**WRITTEN REQUEST:** Give these lines as a JSON list of strings, one string per line, leaving out any blank lines. Do this for all the records.

**INFORMATION SUPPLIED:**

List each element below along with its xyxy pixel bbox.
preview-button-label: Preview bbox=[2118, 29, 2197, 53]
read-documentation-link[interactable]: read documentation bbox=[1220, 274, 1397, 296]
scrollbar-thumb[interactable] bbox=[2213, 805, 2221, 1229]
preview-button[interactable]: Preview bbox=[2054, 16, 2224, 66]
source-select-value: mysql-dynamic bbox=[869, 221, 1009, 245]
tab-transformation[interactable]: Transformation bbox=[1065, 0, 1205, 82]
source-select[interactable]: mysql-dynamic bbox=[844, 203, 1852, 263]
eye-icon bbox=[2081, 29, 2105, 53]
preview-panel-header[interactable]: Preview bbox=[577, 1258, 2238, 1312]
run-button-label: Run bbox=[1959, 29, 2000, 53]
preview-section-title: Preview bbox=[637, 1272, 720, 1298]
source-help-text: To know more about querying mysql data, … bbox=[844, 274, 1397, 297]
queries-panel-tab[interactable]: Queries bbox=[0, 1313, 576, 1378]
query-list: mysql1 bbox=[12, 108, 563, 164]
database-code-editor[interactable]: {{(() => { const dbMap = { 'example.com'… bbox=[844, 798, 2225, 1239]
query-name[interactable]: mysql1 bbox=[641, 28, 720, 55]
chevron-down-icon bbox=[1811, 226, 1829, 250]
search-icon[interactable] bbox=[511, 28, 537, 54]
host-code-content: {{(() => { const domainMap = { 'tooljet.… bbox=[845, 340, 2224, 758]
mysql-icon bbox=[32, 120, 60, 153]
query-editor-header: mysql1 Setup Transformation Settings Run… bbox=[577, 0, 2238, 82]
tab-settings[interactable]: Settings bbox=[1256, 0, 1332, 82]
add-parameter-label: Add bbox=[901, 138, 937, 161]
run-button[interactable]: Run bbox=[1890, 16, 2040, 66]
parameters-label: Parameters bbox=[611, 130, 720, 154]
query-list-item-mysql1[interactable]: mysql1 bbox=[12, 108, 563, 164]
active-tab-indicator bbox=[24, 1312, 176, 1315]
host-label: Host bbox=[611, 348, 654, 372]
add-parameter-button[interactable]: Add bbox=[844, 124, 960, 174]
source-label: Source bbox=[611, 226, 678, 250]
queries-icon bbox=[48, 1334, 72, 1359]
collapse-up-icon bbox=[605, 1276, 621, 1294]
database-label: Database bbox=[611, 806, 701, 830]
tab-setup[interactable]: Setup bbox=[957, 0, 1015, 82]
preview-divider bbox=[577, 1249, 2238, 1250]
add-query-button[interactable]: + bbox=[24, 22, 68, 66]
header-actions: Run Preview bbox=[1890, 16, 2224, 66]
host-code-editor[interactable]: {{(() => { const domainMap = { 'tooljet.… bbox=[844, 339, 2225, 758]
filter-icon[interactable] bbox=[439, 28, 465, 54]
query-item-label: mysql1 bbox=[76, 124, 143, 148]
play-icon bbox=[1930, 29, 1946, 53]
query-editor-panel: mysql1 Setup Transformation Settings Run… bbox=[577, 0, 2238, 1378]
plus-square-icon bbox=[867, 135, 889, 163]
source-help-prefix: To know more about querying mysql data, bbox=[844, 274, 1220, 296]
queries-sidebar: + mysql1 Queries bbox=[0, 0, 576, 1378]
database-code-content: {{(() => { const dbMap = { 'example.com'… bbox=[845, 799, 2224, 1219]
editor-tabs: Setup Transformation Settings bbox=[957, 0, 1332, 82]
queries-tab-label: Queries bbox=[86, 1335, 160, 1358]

**RESPONSE:**
[
  "List each element below along with its xyxy pixel bbox.",
  "preview-button-label: Preview bbox=[2118, 29, 2197, 53]",
  "read-documentation-link[interactable]: read documentation bbox=[1220, 274, 1397, 296]",
  "scrollbar-thumb[interactable] bbox=[2213, 805, 2221, 1229]",
  "preview-button[interactable]: Preview bbox=[2054, 16, 2224, 66]",
  "source-select-value: mysql-dynamic bbox=[869, 221, 1009, 245]",
  "tab-transformation[interactable]: Transformation bbox=[1065, 0, 1205, 82]",
  "source-select[interactable]: mysql-dynamic bbox=[844, 203, 1852, 263]",
  "eye-icon bbox=[2081, 29, 2105, 53]",
  "preview-panel-header[interactable]: Preview bbox=[577, 1258, 2238, 1312]",
  "run-button-label: Run bbox=[1959, 29, 2000, 53]",
  "preview-section-title: Preview bbox=[637, 1272, 720, 1298]",
  "source-help-text: To know more about querying mysql data, … bbox=[844, 274, 1397, 297]",
  "queries-panel-tab[interactable]: Queries bbox=[0, 1313, 576, 1378]",
  "query-list: mysql1 bbox=[12, 108, 563, 164]",
  "database-code-editor[interactable]: {{(() => { const dbMap = { 'example.com'… bbox=[844, 798, 2225, 1239]",
  "query-name[interactable]: mysql1 bbox=[641, 28, 720, 55]",
  "chevron-down-icon bbox=[1811, 226, 1829, 250]",
  "search-icon[interactable] bbox=[511, 28, 537, 54]",
  "host-code-content: {{(() => { const domainMap = { 'tooljet.… bbox=[845, 340, 2224, 758]",
  "mysql-icon bbox=[32, 120, 60, 153]",
  "query-editor-header: mysql1 Setup Transformation Settings Run… bbox=[577, 0, 2238, 82]",
  "tab-settings[interactable]: Settings bbox=[1256, 0, 1332, 82]",
  "add-parameter-label: Add bbox=[901, 138, 937, 161]",
  "run-button[interactable]: Run bbox=[1890, 16, 2040, 66]",
  "parameters-label: Parameters bbox=[611, 130, 720, 154]",
  "query-list-item-mysql1[interactable]: mysql1 bbox=[12, 108, 563, 164]",
  "active-tab-indicator bbox=[24, 1312, 176, 1315]",
  "host-label: Host bbox=[611, 348, 654, 372]",
  "add-parameter-button[interactable]: Add bbox=[844, 124, 960, 174]",
  "source-label: Source bbox=[611, 226, 678, 250]",
  "queries-icon bbox=[48, 1334, 72, 1359]",
  "collapse-up-icon bbox=[605, 1276, 621, 1294]",
  "database-label: Database bbox=[611, 806, 701, 830]",
  "tab-setup[interactable]: Setup bbox=[957, 0, 1015, 82]",
  "preview-divider bbox=[577, 1249, 2238, 1250]",
  "add-query-button[interactable]: + bbox=[24, 22, 68, 66]",
  "header-actions: Run Preview bbox=[1890, 16, 2224, 66]",
  "host-code-editor[interactable]: {{(() => { const domainMap = { 'tooljet.… bbox=[844, 339, 2225, 758]",
  "filter-icon[interactable] bbox=[439, 28, 465, 54]",
  "query-item-label: mysql1 bbox=[76, 124, 143, 148]",
  "play-icon bbox=[1930, 29, 1946, 53]",
  "query-editor-panel: mysql1 Setup Transformation Settings Run… bbox=[577, 0, 2238, 1378]",
  "plus-square-icon bbox=[867, 135, 889, 163]",
  "source-help-prefix: To know more about querying mysql data, bbox=[844, 274, 1220, 296]",
  "queries-sidebar: + mysql1 Queries bbox=[0, 0, 576, 1378]",
  "database-code-content: {{(() => { const dbMap = { 'example.com'… bbox=[845, 799, 2224, 1219]",
  "editor-tabs: Setup Transformation Settings bbox=[957, 0, 1332, 82]",
  "queries-tab-label: Queries bbox=[86, 1335, 160, 1358]"
]